## Written request
Return the material below in full and exactly.

## Data
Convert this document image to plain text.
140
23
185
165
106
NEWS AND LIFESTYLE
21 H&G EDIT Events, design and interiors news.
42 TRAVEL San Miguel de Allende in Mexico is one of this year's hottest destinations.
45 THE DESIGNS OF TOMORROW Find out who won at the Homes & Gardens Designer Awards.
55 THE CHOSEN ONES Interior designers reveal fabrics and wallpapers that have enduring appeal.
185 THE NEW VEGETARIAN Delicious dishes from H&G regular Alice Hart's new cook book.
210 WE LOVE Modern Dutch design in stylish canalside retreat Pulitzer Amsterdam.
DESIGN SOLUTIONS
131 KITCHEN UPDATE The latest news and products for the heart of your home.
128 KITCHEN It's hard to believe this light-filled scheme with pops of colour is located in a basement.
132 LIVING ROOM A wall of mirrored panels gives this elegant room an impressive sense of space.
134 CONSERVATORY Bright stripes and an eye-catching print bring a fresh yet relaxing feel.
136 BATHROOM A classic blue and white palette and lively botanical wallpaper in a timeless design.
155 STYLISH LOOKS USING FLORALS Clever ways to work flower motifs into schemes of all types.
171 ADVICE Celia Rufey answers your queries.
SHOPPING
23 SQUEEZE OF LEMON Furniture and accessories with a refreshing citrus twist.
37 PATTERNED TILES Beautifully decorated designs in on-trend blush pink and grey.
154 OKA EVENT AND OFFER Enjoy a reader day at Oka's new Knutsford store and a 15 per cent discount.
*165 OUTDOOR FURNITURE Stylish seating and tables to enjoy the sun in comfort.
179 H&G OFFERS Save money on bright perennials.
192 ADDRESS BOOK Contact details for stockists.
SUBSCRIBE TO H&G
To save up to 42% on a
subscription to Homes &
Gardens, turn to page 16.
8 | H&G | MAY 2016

## Solution to this exercise
Convert this document image to plain text.
140
23
185
165
106
NEWS AND LIFESTYLE
21 H&G EDIT Events, design and interiors news.
42 TRAVEL San Miguel de Allende in Mexico is one of this year's hottest destinations.
45 THE DESIGNS OF TOMORROW Find out who won at the Homes & Gardens Designer Awards.
55 THE CHOSEN ONES Interior designers reveal fabrics and wallpapers that have enduring appeal.
185 THE NEW VEGETARIAN Delicious dishes from H&G regular Alice Hart's new cook book.
210 WE LOVE Modern Dutch design in stylish canalside retreat Pulitzer Amsterdam.
DESIGN SOLUTIONS
131 KITCHEN UPDATE The latest news and products for the heart of your home.
128 KITCHEN It's hard to believe this light-filled scheme with pops of colour is located in a basement.
132 LIVING ROOM A wall of mirrored panels gives this elegant room an impressive sense of space.
134 CONSERVATORY Bright stripes and an eye-catching print bring a fresh yet relaxing feel.
136 BATHROOM A classic blue and white palette and lively botanical wallpaper in a timeless design.
155 STYLISH LOOKS USING FLORALS Clever ways to work flower motifs into schemes of all types.
171 ADVICE Celia Rufey answers your queries.
SHOPPING
23 SQUEEZE OF LEMON Furniture and accessories with a refreshing citrus twist.
37 PATTERNED TILES Beautifully decorated designs in on-trend blush pink and grey.
154 OKA EVENT AND OFFER Enjoy a reader day at Oka's new Knutsford store and a 15 per cent discount.
*165 OUTDOOR FURNITURE Stylish seating and tables to enjoy the sun in comfort.
179 H&G OFFERS Save money on bright perennials.
192 ADDRESS BOOK Contact details for stockists.
SUBSCRIBE TO H&G
To save up to 42% on a
subscription to Homes &
Gardens, turn to page 16.
8 | H&G | MAY 2016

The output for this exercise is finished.